* **WHAT THE TASK ASKS**
The entries below are to be repeated exactly as they stand.

* **GIVEN INFORMATION**
——————

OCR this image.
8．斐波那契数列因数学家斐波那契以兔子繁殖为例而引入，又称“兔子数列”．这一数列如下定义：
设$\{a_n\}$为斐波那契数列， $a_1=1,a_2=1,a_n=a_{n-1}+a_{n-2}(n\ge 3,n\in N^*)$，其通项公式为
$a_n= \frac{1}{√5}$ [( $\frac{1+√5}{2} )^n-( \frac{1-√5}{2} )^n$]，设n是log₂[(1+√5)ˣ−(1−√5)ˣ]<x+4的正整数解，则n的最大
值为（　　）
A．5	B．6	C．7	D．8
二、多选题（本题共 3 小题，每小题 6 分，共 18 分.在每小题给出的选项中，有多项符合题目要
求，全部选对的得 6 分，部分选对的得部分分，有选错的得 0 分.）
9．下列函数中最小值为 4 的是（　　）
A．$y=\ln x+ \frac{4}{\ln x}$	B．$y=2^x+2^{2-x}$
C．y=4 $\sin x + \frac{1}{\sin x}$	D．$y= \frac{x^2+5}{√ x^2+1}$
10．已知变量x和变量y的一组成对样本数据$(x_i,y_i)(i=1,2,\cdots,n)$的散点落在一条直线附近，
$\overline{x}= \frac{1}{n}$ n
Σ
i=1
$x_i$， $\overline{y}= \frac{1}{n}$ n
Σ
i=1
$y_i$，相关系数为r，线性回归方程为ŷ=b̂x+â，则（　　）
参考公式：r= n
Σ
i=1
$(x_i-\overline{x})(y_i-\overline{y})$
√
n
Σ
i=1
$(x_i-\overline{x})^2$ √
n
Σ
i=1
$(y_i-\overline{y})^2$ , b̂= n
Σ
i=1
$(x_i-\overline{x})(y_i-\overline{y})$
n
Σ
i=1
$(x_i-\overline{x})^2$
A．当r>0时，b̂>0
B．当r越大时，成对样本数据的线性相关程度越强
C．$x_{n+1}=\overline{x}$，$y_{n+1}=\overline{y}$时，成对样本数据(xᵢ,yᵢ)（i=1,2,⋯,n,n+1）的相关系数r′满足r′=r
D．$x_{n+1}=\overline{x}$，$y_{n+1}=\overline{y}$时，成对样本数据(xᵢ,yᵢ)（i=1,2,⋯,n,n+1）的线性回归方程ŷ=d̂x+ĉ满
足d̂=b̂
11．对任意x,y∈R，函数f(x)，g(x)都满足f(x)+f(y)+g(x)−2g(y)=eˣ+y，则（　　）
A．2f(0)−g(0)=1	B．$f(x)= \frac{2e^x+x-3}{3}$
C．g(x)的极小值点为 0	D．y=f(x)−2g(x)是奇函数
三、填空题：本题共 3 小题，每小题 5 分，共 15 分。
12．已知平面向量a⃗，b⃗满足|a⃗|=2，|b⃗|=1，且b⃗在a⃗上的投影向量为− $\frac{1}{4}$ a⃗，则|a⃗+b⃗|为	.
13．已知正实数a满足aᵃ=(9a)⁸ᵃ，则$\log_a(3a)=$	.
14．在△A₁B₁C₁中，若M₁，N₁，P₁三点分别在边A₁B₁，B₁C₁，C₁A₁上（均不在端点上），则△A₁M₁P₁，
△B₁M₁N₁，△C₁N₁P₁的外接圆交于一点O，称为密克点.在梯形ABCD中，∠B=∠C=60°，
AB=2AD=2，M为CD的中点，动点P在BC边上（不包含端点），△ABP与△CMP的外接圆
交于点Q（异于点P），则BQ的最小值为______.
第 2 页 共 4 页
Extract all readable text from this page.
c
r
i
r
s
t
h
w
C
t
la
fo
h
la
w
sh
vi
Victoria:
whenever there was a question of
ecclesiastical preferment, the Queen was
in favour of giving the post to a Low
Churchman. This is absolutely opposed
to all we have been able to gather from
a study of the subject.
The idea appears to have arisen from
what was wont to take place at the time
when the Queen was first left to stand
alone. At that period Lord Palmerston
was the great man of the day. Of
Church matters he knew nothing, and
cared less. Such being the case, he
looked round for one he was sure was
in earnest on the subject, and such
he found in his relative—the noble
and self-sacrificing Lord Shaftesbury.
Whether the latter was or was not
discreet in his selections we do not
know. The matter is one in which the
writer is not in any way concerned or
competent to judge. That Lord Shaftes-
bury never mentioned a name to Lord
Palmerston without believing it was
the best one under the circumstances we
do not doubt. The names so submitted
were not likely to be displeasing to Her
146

——————

* **ANSWER TO THIS PROBLEM**
OCR this image.
8．斐波那契数列因数学家斐波那契以兔子繁殖为例而引入，又称“兔子数列”．这一数列如下定义：
设$\{a_n\}$为斐波那契数列， $a_1=1,a_2=1,a_n=a_{n-1}+a_{n-2}(n\ge 3,n\in N^*)$，其通项公式为
$a_n= \frac{1}{√5}$ [( $\frac{1+√5}{2} )^n-( \frac{1-√5}{2} )^n$]，设n是log₂[(1+√5)ˣ−(1−√5)ˣ]<x+4的正整数解，则n的最大
值为（　　）
A．5	B．6	C．7	D．8
二、多选题（本题共 3 小题，每小题 6 分，共 18 分.在每小题给出的选项中，有多项符合题目要
求，全部选对的得 6 分，部分选对的得部分分，有选错的得 0 分.）
9．下列函数中最小值为 4 的是（　　）
A．$y=\ln x+ \frac{4}{\ln x}$	B．$y=2^x+2^{2-x}$
C．y=4 $\sin x + \frac{1}{\sin x}$	D．$y= \frac{x^2+5}{√ x^2+1}$
10．已知变量x和变量y的一组成对样本数据$(x_i,y_i)(i=1,2,\cdots,n)$的散点落在一条直线附近，
$\overline{x}= \frac{1}{n}$ n
Σ
i=1
$x_i$， $\overline{y}= \frac{1}{n}$ n
Σ
i=1
$y_i$，相关系数为r，线性回归方程为ŷ=b̂x+â，则（　　）
参考公式：r= n
Σ
i=1
$(x_i-\overline{x})(y_i-\overline{y})$
√
n
Σ
i=1
$(x_i-\overline{x})^2$ √
n
Σ
i=1
$(y_i-\overline{y})^2$ , b̂= n
Σ
i=1
$(x_i-\overline{x})(y_i-\overline{y})$
n
Σ
i=1
$(x_i-\overline{x})^2$
A．当r>0时，b̂>0
B．当r越大时，成对样本数据的线性相关程度越强
C．$x_{n+1}=\overline{x}$，$y_{n+1}=\overline{y}$时，成对样本数据(xᵢ,yᵢ)（i=1,2,⋯,n,n+1）的相关系数r′满足r′=r
D．$x_{n+1}=\overline{x}$，$y_{n+1}=\overline{y}$时，成对样本数据(xᵢ,yᵢ)（i=1,2,⋯,n,n+1）的线性回归方程ŷ=d̂x+ĉ满
足d̂=b̂
11．对任意x,y∈R，函数f(x)，g(x)都满足f(x)+f(y)+g(x)−2g(y)=eˣ+y，则（　　）
A．2f(0)−g(0)=1	B．$f(x)= \frac{2e^x+x-3}{3}$
C．g(x)的极小值点为 0	D．y=f(x)−2g(x)是奇函数
三、填空题：本题共 3 小题，每小题 5 分，共 15 分。
12．已知平面向量a⃗，b⃗满足|a⃗|=2，|b⃗|=1，且b⃗在a⃗上的投影向量为− $\frac{1}{4}$ a⃗，则|a⃗+b⃗|为	.
13．已知正实数a满足aᵃ=(9a)⁸ᵃ，则$\log_a(3a)=$	.
14．在△A₁B₁C₁中，若M₁，N₁，P₁三点分别在边A₁B₁，B₁C₁，C₁A₁上（均不在端点上），则△A₁M₁P₁，
△B₁M₁N₁，△C₁N₁P₁的外接圆交于一点O，称为密克点.在梯形ABCD中，∠B=∠C=60°，
AB=2AD=2，M为CD的中点，动点P在BC边上（不包含端点），△ABP与△CMP的外接圆
交于点Q（异于点P），则BQ的最小值为______.
第 2 页 共 4 页
Extract all readable text from this page.
c
r
i
r
s
t
h
w
C
t
la
fo
h
la
w
sh
vi
Victoria:
whenever there was a question of
ecclesiastical preferment, the Queen was
in favour of giving the post to a Low
Churchman. This is absolutely opposed
to all we have been able to gather from
a study of the subject.
The idea appears to have arisen from
what was wont to take place at the time
when the Queen was first left to stand
alone. At that period Lord Palmerston
was the great man of the day. Of
Church matters he knew nothing, and
cared less. Such being the case, he
looked round for one he was sure was
in earnest on the subject, and such
he found in his relative—the noble
and self-sacrificing Lord Shaftesbury.
Whether the latter was or was not
discreet in his selections we do not
know. The matter is one in which the
writer is not in any way concerned or
competent to judge. That Lord Shaftes-
bury never mentioned a name to Lord
Palmerston without believing it was
the best one under the circumstances we
do not doubt. The names so submitted
were not likely to be displeasing to Her
146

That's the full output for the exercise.